• **Stated goal**
Below are some records. Count the lines with "data" in them and give nothing but the total.
____________________
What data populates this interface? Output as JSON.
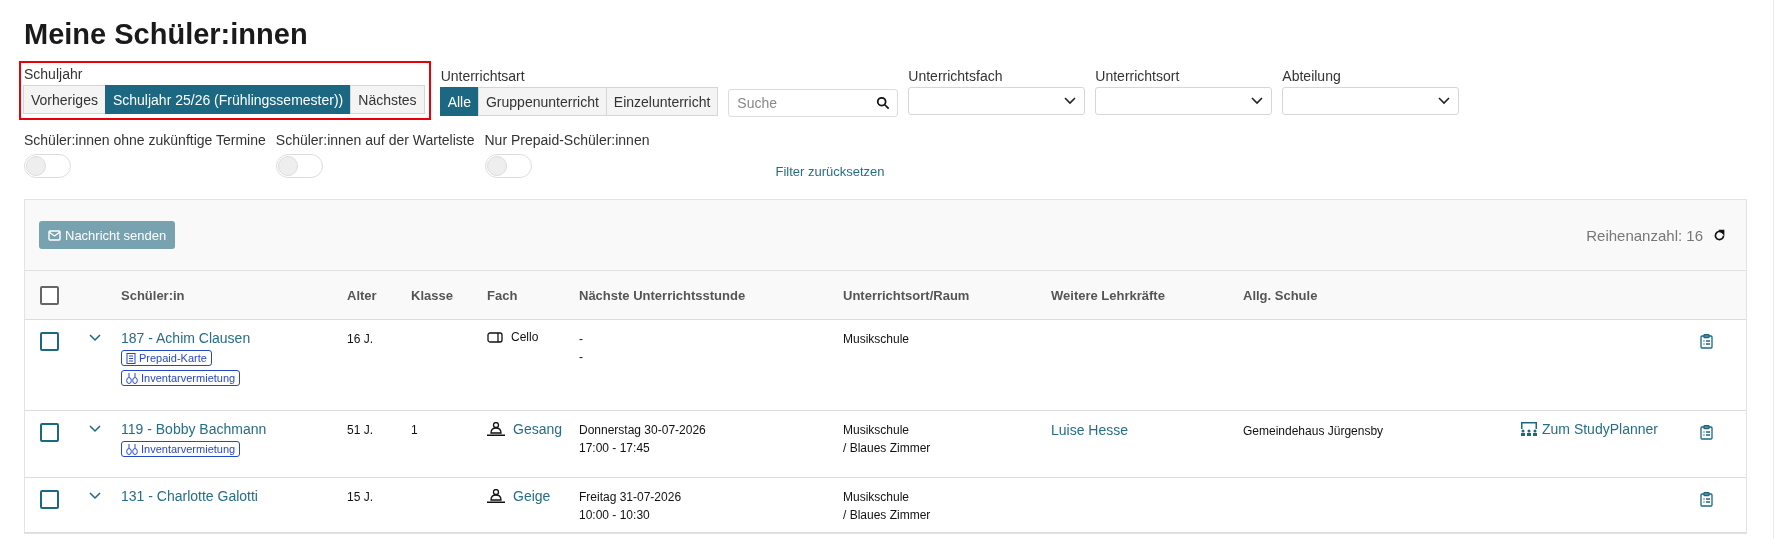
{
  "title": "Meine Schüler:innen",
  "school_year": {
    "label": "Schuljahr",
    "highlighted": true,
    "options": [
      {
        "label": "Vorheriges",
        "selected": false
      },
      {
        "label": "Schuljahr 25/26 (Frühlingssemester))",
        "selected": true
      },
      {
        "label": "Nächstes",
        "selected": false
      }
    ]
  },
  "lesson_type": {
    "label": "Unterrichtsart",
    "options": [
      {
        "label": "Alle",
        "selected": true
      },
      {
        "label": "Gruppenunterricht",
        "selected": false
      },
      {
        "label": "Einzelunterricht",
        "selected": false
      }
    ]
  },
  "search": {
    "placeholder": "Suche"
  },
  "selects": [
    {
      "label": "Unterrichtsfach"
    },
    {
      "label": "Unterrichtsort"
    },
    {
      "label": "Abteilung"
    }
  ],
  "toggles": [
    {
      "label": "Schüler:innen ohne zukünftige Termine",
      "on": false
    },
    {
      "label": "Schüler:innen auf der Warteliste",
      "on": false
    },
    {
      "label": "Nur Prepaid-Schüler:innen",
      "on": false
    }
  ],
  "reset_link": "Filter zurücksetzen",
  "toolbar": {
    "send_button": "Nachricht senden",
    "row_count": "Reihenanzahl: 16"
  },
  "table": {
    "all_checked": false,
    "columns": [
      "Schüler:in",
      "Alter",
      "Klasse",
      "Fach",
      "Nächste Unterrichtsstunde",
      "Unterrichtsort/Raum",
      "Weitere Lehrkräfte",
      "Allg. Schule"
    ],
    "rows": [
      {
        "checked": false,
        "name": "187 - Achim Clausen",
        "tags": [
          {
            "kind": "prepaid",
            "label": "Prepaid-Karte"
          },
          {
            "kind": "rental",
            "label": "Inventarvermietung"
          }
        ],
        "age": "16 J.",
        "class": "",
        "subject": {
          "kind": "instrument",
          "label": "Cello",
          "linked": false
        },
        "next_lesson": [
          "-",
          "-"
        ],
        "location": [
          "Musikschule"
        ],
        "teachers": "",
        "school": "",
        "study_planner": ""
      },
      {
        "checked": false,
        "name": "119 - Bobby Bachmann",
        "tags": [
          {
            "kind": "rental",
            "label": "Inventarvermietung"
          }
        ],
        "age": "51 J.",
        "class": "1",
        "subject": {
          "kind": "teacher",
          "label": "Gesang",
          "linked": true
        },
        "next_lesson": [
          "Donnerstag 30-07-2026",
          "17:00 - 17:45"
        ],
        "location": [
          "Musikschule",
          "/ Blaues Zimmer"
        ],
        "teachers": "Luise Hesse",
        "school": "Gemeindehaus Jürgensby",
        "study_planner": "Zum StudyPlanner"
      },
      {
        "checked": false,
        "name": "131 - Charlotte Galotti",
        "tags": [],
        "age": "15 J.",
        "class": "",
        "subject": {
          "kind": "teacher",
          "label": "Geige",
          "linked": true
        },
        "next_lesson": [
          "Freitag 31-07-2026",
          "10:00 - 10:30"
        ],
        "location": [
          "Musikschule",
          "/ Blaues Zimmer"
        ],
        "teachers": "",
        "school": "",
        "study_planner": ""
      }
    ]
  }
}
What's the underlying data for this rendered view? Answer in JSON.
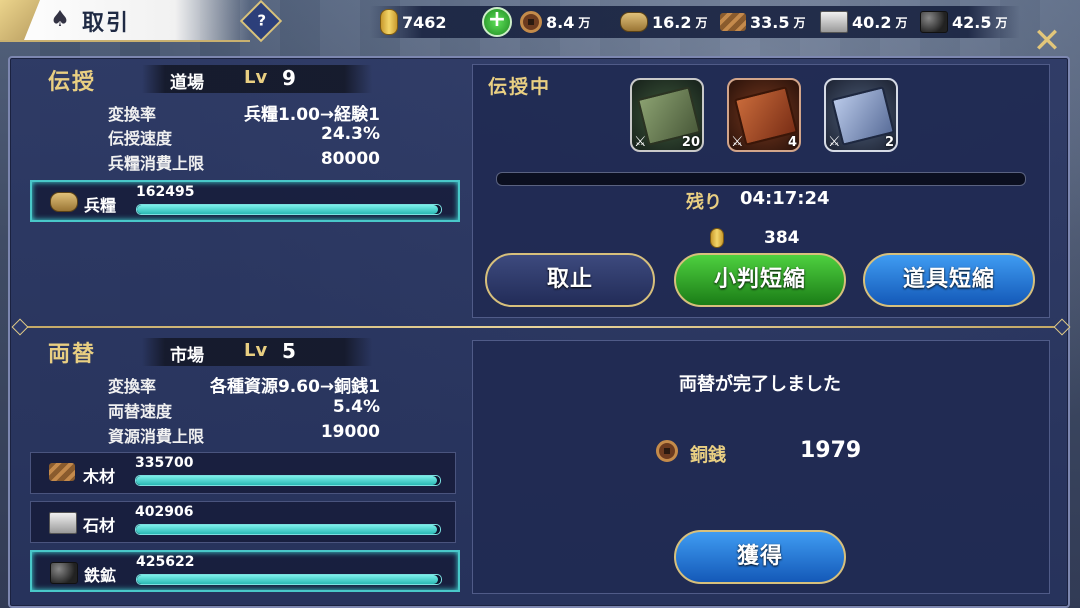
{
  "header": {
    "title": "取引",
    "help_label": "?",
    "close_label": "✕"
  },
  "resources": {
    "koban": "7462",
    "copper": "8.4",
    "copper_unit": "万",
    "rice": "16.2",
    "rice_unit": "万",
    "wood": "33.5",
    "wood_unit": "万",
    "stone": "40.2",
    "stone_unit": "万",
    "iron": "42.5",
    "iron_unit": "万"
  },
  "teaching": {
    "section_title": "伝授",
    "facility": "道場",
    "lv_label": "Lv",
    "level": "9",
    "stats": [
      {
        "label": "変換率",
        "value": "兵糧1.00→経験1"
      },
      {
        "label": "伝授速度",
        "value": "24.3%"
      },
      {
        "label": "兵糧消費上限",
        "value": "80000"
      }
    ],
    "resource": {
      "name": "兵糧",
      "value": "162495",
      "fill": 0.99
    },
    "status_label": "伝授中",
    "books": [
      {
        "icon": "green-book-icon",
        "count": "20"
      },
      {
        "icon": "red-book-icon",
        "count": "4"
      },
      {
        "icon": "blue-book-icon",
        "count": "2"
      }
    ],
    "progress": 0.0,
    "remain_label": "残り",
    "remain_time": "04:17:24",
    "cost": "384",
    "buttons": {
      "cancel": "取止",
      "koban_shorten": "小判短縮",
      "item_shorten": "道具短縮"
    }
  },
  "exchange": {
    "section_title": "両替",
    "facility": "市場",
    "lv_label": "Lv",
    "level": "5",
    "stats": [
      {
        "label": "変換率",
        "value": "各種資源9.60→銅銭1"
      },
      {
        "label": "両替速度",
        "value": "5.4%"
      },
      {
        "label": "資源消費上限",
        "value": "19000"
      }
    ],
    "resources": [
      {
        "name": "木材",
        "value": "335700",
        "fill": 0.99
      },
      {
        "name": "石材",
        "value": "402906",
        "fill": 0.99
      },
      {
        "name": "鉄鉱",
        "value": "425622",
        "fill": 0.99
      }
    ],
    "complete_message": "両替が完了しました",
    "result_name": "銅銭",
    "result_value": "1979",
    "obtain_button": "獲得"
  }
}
____________________
• **Reply to the task**
2